§ EXERCISE MATERIALS
+ + + +
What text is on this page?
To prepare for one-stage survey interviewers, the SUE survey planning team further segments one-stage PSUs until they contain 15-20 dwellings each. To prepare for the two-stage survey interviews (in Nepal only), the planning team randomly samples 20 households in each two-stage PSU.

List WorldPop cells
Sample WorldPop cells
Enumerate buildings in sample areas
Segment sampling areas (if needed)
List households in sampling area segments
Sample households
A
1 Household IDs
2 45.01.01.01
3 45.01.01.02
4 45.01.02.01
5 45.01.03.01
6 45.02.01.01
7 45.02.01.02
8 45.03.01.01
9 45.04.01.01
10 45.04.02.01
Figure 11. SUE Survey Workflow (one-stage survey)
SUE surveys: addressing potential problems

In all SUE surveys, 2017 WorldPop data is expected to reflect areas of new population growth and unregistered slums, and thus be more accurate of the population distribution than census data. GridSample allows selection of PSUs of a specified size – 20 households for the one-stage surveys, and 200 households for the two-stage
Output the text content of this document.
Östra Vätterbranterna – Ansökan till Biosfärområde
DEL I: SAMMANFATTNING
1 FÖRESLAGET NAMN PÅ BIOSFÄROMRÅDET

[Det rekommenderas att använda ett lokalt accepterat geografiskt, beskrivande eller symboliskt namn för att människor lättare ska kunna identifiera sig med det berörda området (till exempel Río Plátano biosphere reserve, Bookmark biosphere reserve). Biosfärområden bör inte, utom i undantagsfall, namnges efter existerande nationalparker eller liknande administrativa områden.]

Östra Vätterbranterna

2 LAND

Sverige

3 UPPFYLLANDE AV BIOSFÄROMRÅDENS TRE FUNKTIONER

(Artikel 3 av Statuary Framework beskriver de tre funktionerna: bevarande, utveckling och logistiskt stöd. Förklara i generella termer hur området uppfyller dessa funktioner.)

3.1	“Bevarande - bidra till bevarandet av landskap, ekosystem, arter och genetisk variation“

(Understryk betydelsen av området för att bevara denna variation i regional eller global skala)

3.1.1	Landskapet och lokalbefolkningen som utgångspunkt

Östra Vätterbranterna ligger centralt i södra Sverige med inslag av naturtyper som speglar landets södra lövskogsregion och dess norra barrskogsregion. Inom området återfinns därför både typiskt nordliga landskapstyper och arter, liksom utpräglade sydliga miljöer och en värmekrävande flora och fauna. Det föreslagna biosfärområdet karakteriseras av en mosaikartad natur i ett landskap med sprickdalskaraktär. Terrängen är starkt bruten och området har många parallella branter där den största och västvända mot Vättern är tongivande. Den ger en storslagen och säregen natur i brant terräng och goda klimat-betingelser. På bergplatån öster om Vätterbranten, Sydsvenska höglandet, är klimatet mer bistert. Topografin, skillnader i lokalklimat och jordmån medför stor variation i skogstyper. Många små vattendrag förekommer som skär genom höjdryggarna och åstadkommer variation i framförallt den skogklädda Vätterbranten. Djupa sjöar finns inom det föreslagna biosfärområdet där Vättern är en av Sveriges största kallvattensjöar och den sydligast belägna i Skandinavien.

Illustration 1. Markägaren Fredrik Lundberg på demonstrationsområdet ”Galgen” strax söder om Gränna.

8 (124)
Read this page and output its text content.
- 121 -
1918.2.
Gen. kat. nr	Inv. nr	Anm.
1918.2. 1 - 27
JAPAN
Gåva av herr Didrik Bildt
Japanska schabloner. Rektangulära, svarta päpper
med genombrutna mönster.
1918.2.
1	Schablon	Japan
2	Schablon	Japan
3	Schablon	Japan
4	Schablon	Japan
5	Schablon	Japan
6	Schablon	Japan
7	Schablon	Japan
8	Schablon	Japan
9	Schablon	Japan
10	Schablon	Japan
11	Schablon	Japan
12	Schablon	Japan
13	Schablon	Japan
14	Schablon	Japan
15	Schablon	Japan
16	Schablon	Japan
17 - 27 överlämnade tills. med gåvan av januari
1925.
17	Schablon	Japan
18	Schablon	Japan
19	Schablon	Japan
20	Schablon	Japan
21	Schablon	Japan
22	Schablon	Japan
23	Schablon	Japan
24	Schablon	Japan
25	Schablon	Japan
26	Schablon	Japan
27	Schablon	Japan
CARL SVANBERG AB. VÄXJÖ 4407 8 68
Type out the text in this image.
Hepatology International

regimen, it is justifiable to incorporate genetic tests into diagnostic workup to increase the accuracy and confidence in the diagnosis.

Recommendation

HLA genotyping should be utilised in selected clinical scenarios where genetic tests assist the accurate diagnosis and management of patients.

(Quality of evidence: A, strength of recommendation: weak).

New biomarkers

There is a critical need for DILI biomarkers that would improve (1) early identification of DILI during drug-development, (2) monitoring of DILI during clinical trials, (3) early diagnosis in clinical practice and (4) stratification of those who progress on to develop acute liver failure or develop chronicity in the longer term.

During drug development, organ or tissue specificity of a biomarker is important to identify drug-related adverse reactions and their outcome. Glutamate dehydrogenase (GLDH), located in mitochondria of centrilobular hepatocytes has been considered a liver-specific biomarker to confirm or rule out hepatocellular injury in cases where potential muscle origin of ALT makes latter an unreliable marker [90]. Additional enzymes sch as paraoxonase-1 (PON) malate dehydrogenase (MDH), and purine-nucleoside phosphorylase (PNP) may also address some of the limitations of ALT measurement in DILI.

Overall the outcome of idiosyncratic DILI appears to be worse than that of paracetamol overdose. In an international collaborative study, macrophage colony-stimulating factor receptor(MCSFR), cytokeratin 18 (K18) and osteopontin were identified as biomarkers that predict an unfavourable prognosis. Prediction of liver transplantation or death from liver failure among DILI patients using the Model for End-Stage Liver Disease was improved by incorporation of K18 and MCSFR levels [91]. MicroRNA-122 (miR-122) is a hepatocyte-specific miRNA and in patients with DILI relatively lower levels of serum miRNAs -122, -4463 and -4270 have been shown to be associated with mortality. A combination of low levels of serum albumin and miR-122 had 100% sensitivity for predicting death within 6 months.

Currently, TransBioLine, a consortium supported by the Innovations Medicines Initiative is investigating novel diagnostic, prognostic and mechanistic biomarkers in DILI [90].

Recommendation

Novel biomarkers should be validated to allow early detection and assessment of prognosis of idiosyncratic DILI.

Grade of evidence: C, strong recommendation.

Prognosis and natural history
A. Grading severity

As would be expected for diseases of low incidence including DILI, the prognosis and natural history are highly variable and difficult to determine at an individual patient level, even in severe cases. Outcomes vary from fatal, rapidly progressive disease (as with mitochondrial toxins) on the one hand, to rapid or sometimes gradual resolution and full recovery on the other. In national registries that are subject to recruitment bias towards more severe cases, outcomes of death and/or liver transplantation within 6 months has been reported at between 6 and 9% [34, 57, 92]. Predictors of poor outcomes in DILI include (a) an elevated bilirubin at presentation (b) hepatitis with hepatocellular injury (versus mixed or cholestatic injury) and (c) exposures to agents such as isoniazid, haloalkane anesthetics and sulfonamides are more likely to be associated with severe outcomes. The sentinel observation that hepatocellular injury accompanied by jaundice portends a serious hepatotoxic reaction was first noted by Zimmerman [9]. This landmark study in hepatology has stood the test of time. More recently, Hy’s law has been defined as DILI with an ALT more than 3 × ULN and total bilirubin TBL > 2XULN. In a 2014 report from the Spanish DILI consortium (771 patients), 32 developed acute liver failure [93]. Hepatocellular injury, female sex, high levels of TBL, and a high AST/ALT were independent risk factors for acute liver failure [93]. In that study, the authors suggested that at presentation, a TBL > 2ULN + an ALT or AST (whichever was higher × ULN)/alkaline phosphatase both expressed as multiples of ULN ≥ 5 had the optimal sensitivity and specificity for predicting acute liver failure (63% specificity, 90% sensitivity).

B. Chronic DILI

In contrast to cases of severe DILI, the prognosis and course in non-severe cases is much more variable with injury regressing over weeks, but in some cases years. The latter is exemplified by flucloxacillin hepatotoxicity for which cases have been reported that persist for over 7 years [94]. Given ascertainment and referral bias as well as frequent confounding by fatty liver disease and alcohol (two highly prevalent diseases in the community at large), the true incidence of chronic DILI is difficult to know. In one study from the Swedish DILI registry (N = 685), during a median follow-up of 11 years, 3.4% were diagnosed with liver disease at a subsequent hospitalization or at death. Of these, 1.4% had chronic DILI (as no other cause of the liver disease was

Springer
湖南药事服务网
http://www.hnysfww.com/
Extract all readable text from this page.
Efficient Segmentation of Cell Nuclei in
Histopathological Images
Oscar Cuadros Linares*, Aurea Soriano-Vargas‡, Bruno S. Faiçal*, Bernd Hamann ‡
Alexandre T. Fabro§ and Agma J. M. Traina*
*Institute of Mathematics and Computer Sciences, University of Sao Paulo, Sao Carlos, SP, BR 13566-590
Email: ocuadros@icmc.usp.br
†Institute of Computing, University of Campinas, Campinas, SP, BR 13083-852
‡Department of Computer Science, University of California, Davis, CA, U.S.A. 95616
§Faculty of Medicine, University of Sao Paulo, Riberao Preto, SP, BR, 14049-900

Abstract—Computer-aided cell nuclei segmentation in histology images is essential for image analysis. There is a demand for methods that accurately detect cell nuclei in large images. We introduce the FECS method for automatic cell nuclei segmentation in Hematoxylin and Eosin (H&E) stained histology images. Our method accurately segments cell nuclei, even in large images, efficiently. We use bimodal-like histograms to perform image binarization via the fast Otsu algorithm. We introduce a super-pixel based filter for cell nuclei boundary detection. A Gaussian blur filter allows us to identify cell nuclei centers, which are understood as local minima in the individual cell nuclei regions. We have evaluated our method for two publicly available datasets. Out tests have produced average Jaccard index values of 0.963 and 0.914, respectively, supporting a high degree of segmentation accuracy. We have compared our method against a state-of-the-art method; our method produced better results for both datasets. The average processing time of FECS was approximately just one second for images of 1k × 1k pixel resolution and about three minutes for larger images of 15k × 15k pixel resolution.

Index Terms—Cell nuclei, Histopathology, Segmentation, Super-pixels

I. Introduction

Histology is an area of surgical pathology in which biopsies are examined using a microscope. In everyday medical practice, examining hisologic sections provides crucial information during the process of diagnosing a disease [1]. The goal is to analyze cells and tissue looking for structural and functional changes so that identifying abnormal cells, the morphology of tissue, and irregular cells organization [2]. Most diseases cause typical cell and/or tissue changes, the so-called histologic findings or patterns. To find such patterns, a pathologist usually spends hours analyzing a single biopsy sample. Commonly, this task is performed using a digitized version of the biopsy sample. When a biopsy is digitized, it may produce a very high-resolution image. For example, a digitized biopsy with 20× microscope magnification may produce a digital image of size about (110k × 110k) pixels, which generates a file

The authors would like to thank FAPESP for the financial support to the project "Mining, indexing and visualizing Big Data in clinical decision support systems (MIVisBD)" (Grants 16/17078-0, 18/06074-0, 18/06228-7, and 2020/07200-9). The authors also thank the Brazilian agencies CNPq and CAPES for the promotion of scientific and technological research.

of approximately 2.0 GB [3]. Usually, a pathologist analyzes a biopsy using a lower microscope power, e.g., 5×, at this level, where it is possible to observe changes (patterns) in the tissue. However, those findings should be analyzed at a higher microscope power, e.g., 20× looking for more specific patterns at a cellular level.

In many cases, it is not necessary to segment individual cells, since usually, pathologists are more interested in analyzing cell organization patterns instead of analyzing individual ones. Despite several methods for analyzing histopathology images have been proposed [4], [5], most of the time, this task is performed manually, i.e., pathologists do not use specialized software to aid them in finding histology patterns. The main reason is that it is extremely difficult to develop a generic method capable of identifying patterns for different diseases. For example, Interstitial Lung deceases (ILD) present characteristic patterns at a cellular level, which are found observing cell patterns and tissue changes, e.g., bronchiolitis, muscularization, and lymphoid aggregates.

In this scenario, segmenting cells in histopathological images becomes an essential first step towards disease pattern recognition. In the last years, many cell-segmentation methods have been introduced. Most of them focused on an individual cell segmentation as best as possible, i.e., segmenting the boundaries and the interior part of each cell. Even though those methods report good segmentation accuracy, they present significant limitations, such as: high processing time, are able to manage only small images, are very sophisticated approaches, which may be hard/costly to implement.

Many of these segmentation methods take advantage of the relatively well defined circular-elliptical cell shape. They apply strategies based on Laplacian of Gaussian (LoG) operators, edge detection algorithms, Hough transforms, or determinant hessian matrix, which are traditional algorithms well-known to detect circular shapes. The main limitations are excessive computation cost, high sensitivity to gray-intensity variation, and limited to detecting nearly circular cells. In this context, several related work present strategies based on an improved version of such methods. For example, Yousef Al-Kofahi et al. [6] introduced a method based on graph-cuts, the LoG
+ + + +
§ TASK DESCRIPTION
From the records above, copy each line that contains the word "Paulo".

§ EXPECTED ANSWER
*Institute of Mathematics and Computer Sciences, University of Sao Paulo, Sao Carlos, SP, BR 13566-590
§Faculty of Medicine, University of Sao Paulo, Riberao Preto, SP, BR, 14049-900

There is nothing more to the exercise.